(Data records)
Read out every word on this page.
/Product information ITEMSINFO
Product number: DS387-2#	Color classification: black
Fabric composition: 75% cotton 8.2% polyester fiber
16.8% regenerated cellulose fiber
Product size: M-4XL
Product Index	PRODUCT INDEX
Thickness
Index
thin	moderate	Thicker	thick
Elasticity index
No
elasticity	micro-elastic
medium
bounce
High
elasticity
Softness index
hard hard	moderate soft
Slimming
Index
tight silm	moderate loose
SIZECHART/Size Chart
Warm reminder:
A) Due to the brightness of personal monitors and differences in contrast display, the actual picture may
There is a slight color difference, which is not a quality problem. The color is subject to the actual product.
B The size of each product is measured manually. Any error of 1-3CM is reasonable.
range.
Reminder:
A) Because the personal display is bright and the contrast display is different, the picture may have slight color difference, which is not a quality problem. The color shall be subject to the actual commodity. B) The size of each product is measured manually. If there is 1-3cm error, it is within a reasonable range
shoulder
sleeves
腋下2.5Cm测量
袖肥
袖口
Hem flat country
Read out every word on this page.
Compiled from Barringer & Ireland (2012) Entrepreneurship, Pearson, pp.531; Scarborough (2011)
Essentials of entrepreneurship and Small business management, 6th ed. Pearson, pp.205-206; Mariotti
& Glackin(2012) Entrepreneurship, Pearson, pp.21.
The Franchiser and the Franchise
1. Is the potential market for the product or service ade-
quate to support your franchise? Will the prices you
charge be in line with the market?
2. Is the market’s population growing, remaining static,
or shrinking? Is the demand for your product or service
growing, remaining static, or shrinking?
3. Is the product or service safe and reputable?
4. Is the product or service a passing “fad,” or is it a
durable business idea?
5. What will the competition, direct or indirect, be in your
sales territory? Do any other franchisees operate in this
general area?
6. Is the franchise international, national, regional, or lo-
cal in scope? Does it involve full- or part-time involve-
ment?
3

* _WRITTEN REQUEST_: Take the listing above and write it out again exactly.

* _EXERCISE SOLUTION_:
Read out every word on this page.
/Product information ITEMSINFO
Product number: DS387-2#	Color classification: black
Fabric composition: 75% cotton 8.2% polyester fiber
16.8% regenerated cellulose fiber
Product size: M-4XL
Product Index	PRODUCT INDEX
Thickness
Index
thin	moderate	Thicker	thick
Elasticity index
No
elasticity	micro-elastic
medium
bounce
High
elasticity
Softness index
hard hard	moderate soft
Slimming
Index
tight silm	moderate loose
SIZECHART/Size Chart
Warm reminder:
A) Due to the brightness of personal monitors and differences in contrast display, the actual picture may
There is a slight color difference, which is not a quality problem. The color is subject to the actual product.
B The size of each product is measured manually. Any error of 1-3CM is reasonable.
range.
Reminder:
A) Because the personal display is bright and the contrast display is different, the picture may have slight color difference, which is not a quality problem. The color shall be subject to the actual commodity. B) The size of each product is measured manually. If there is 1-3cm error, it is within a reasonable range
shoulder
sleeves
腋下2.5Cm测量
袖肥
袖口
Hem flat country
Read out every word on this page.
Compiled from Barringer & Ireland (2012) Entrepreneurship, Pearson, pp.531; Scarborough (2011)
Essentials of entrepreneurship and Small business management, 6th ed. Pearson, pp.205-206; Mariotti
& Glackin(2012) Entrepreneurship, Pearson, pp.21.
The Franchiser and the Franchise
1. Is the potential market for the product or service ade-
quate to support your franchise? Will the prices you
charge be in line with the market?
2. Is the market’s population growing, remaining static,
or shrinking? Is the demand for your product or service
growing, remaining static, or shrinking?
3. Is the product or service safe and reputable?
4. Is the product or service a passing “fad,” or is it a
durable business idea?
5. What will the competition, direct or indirect, be in your
sales territory? Do any other franchisees operate in this
general area?
6. Is the franchise international, national, regional, or lo-
cal in scope? Does it involve full- or part-time involve-
ment?
3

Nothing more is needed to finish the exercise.